Copy out every line of these items word for word.

### Data for this task

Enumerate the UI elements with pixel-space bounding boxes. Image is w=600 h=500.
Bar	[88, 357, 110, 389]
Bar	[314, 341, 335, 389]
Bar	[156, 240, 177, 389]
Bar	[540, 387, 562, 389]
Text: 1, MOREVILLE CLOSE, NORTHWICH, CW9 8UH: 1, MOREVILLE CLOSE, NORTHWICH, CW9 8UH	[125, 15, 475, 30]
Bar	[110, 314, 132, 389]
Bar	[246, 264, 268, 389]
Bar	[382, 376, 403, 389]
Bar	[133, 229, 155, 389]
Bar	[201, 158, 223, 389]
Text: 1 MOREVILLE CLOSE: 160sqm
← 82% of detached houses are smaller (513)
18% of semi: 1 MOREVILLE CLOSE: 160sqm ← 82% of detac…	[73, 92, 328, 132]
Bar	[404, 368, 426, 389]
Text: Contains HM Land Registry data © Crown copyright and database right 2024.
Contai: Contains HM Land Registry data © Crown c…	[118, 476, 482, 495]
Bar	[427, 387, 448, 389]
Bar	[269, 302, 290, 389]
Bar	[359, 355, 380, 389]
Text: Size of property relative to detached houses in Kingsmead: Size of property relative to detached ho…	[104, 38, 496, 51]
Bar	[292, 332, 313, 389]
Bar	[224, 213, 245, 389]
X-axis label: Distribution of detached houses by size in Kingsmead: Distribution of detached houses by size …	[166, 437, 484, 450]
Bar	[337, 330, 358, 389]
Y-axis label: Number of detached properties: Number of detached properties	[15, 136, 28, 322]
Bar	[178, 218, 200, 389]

######

#### Worked answer:
Enumerate the UI elements with pixel-space bounding boxes. Image is w=600 h=500.
Bar	[88, 357, 110, 389]
Bar	[314, 341, 335, 389]
Bar	[156, 240, 177, 389]
Bar	[540, 387, 562, 389]
Text: 1, MOREVILLE CLOSE, NORTHWICH, CW9 8UH: 1, MOREVILLE CLOSE, NORTHWICH, CW9 8UH	[125, 15, 475, 30]
Bar	[110, 314, 132, 389]
Bar	[246, 264, 268, 389]
Bar	[382, 376, 403, 389]
Bar	[133, 229, 155, 389]
Bar	[201, 158, 223, 389]
Text: 1 MOREVILLE CLOSE: 160sqm
← 82% of detached houses are smaller (513)
18% of semi: 1 MOREVILLE CLOSE: 160sqm ← 82% of detac…	[73, 92, 328, 132]
Bar	[404, 368, 426, 389]
Text: Contains HM Land Registry data © Crown copyright and database right 2024.
Contai: Contains HM Land Registry data © Crown c…	[118, 476, 482, 495]
Bar	[427, 387, 448, 389]
Bar	[269, 302, 290, 389]
Bar	[359, 355, 380, 389]
Text: Size of property relative to detached houses in Kingsmead: Size of property relative to detached ho…	[104, 38, 496, 51]
Bar	[292, 332, 313, 389]
Bar	[224, 213, 245, 389]
X-axis label: Distribution of detached houses by size in Kingsmead: Distribution of detached houses by size …	[166, 437, 484, 450]
Bar	[337, 330, 358, 389]
Y-axis label: Number of detached properties: Number of detached properties	[15, 136, 28, 322]
Bar	[178, 218, 200, 389]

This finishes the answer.